Objective> Look through the material below for "label". Copy every line that contains it.

(Items listed in a dataset)

########################################

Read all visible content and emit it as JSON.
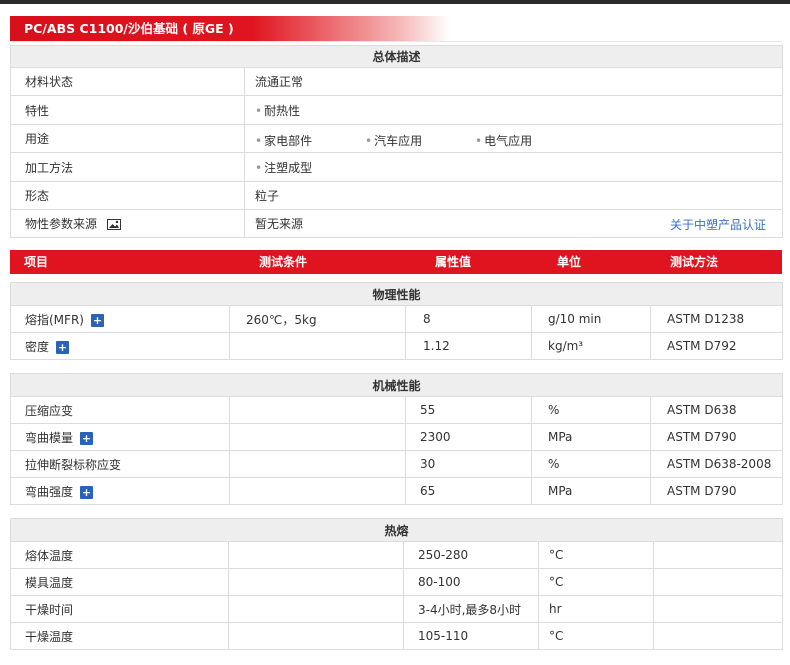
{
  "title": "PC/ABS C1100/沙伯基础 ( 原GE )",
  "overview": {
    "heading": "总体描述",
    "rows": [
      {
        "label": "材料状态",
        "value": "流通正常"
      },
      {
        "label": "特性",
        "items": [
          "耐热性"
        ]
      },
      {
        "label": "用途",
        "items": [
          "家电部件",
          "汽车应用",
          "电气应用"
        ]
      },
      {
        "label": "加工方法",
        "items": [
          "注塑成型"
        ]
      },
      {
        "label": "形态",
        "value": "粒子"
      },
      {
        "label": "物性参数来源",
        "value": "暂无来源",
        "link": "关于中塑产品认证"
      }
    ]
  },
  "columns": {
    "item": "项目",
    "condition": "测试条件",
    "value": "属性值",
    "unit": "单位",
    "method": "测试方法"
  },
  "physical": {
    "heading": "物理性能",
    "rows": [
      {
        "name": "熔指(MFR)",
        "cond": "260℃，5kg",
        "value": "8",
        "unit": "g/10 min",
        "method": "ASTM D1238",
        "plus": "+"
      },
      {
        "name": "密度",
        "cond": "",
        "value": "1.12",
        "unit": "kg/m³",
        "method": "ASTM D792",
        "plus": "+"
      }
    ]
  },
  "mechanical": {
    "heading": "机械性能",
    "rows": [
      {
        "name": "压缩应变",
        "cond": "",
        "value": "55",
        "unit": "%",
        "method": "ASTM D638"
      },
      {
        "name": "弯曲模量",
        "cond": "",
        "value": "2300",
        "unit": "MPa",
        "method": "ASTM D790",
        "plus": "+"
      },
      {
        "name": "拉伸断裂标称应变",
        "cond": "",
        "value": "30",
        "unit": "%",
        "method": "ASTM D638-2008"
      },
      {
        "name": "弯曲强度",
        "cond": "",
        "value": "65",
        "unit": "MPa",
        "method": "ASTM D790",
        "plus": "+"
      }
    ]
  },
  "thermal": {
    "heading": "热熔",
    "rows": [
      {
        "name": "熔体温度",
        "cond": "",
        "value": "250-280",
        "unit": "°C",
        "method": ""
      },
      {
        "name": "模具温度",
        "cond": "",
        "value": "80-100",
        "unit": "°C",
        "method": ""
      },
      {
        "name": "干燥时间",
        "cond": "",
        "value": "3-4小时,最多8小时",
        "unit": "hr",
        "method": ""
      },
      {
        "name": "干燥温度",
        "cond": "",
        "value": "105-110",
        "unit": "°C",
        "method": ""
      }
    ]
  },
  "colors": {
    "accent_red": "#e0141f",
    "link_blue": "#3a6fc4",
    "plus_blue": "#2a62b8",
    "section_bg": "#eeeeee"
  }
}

########################################

The answer>
        "label": "材料状态",
        "label": "特性",
        "label": "用途",
        "label": "加工方法",
        "label": "形态",
        "label": "物性参数来源",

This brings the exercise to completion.